** START DATA LINES **

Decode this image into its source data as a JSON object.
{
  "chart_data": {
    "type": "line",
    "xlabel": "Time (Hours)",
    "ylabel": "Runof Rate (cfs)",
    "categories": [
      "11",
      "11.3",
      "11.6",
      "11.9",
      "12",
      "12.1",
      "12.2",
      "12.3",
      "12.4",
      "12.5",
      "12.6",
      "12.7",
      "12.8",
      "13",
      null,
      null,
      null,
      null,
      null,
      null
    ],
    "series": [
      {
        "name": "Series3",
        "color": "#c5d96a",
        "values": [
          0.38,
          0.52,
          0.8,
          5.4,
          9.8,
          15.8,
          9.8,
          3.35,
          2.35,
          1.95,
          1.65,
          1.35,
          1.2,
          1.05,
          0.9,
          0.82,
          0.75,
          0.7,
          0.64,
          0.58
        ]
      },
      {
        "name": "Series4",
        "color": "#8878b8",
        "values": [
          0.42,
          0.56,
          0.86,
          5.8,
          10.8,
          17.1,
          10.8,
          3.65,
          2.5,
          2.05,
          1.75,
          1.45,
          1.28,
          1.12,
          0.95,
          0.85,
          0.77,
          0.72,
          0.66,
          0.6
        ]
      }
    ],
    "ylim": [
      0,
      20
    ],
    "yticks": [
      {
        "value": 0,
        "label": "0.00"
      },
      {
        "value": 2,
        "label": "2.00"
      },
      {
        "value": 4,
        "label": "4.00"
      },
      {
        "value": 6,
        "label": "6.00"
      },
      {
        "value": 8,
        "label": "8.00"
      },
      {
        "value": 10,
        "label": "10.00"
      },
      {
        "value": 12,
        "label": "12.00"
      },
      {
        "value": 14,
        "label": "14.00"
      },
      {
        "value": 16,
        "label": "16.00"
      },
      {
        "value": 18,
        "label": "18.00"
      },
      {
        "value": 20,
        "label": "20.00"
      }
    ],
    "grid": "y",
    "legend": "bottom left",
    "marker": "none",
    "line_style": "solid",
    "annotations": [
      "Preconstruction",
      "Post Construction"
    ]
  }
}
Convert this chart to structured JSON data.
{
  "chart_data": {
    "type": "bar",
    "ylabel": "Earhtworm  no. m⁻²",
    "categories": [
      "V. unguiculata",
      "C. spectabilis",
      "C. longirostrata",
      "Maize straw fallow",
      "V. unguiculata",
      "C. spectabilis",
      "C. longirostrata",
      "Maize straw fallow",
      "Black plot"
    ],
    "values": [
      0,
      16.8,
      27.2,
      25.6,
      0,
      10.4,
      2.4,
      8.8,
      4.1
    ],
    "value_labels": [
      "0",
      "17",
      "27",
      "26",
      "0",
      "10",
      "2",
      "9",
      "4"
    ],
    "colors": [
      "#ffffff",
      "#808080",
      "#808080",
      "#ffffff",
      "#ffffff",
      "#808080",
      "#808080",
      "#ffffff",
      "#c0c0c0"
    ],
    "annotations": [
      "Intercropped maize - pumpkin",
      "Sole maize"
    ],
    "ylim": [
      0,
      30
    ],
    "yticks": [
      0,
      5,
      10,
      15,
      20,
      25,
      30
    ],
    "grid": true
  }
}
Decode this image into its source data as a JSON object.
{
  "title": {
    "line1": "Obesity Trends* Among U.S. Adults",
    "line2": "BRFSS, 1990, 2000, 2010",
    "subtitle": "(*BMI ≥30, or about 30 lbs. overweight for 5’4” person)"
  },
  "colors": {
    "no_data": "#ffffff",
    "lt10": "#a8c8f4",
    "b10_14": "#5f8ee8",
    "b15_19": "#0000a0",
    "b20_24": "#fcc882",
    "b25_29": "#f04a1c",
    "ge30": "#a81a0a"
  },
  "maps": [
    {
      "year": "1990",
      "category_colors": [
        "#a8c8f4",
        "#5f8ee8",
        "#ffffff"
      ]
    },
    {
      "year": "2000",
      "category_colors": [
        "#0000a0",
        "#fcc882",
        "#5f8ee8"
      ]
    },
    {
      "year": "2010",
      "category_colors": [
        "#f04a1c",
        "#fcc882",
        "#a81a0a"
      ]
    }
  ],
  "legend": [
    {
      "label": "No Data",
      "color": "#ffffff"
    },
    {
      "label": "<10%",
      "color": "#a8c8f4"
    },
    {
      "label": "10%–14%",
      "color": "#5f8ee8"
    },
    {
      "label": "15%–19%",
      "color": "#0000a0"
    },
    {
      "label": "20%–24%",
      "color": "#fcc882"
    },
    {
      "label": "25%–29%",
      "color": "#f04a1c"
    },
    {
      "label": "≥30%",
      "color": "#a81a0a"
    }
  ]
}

** END DATA LINES **

_WRITTEN EXERCISE_.
Repeat the data exactly. Leave nothing out.

_RESULT OF THIS EXERCISE_.
Decode this image into its source data as a JSON object.
{
  "chart_data": {
    "type": "line",
    "xlabel": "Time (Hours)",
    "ylabel": "Runof Rate (cfs)",
    "categories": [
      "11",
      "11.3",
      "11.6",
      "11.9",
      "12",
      "12.1",
      "12.2",
      "12.3",
      "12.4",
      "12.5",
      "12.6",
      "12.7",
      "12.8",
      "13",
      null,
      null,
      null,
      null,
      null,
      null
    ],
    "series": [
      {
        "name": "Series3",
        "color": "#c5d96a",
        "values": [
          0.38,
          0.52,
          0.8,
          5.4,
          9.8,
          15.8,
          9.8,
          3.35,
          2.35,
          1.95,
          1.65,
          1.35,
          1.2,
          1.05,
          0.9,
          0.82,
          0.75,
          0.7,
          0.64,
          0.58
        ]
      },
      {
        "name": "Series4",
        "color": "#8878b8",
        "values": [
          0.42,
          0.56,
          0.86,
          5.8,
          10.8,
          17.1,
          10.8,
          3.65,
          2.5,
          2.05,
          1.75,
          1.45,
          1.28,
          1.12,
          0.95,
          0.85,
          0.77,
          0.72,
          0.66,
          0.6
        ]
      }
    ],
    "ylim": [
      0,
      20
    ],
    "yticks": [
      {
        "value": 0,
        "label": "0.00"
      },
      {
        "value": 2,
        "label": "2.00"
      },
      {
        "value": 4,
        "label": "4.00"
      },
      {
        "value": 6,
        "label": "6.00"
      },
      {
        "value": 8,
        "label": "8.00"
      },
      {
        "value": 10,
        "label": "10.00"
      },
      {
        "value": 12,
        "label": "12.00"
      },
      {
        "value": 14,
        "label": "14.00"
      },
      {
        "value": 16,
        "label": "16.00"
      },
      {
        "value": 18,
        "label": "18.00"
      },
      {
        "value": 20,
        "label": "20.00"
      }
    ],
    "grid": "y",
    "legend": "bottom left",
    "marker": "none",
    "line_style": "solid",
    "annotations": [
      "Preconstruction",
      "Post Construction"
    ]
  }
}
Convert this chart to structured JSON data.
{
  "chart_data": {
    "type": "bar",
    "ylabel": "Earhtworm  no. m⁻²",
    "categories": [
      "V. unguiculata",
      "C. spectabilis",
      "C. longirostrata",
      "Maize straw fallow",
      "V. unguiculata",
      "C. spectabilis",
      "C. longirostrata",
      "Maize straw fallow",
      "Black plot"
    ],
    "values": [
      0,
      16.8,
      27.2,
      25.6,
      0,
      10.4,
      2.4,
      8.8,
      4.1
    ],
    "value_labels": [
      "0",
      "17",
      "27",
      "26",
      "0",
      "10",
      "2",
      "9",
      "4"
    ],
    "colors": [
      "#ffffff",
      "#808080",
      "#808080",
      "#ffffff",
      "#ffffff",
      "#808080",
      "#808080",
      "#ffffff",
      "#c0c0c0"
    ],
    "annotations": [
      "Intercropped maize - pumpkin",
      "Sole maize"
    ],
    "ylim": [
      0,
      30
    ],
    "yticks": [
      0,
      5,
      10,
      15,
      20,
      25,
      30
    ],
    "grid": true
  }
}
Decode this image into its source data as a JSON object.
{
  "title": {
    "line1": "Obesity Trends* Among U.S. Adults",
    "line2": "BRFSS, 1990, 2000, 2010",
    "subtitle": "(*BMI ≥30, or about 30 lbs. overweight for 5’4” person)"
  },
  "colors": {
    "no_data": "#ffffff",
    "lt10": "#a8c8f4",
    "b10_14": "#5f8ee8",
    "b15_19": "#0000a0",
    "b20_24": "#fcc882",
    "b25_29": "#f04a1c",
    "ge30": "#a81a0a"
  },
  "maps": [
    {
      "year": "1990",
      "category_colors": [
        "#a8c8f4",
        "#5f8ee8",
        "#ffffff"
      ]
    },
    {
      "year": "2000",
      "category_colors": [
        "#0000a0",
        "#fcc882",
        "#5f8ee8"
      ]
    },
    {
      "year": "2010",
      "category_colors": [
        "#f04a1c",
        "#fcc882",
        "#a81a0a"
      ]
    }
  ],
  "legend": [
    {
      "label": "No Data",
      "color": "#ffffff"
    },
    {
      "label": "<10%",
      "color": "#a8c8f4"
    },
    {
      "label": "10%–14%",
      "color": "#5f8ee8"
    },
    {
      "label": "15%–19%",
      "color": "#0000a0"
    },
    {
      "label": "20%–24%",
      "color": "#fcc882"
    },
    {
      "label": "25%–29%",
      "color": "#f04a1c"
    },
    {
      "label": "≥30%",
      "color": "#a81a0a"
    }
  ]
}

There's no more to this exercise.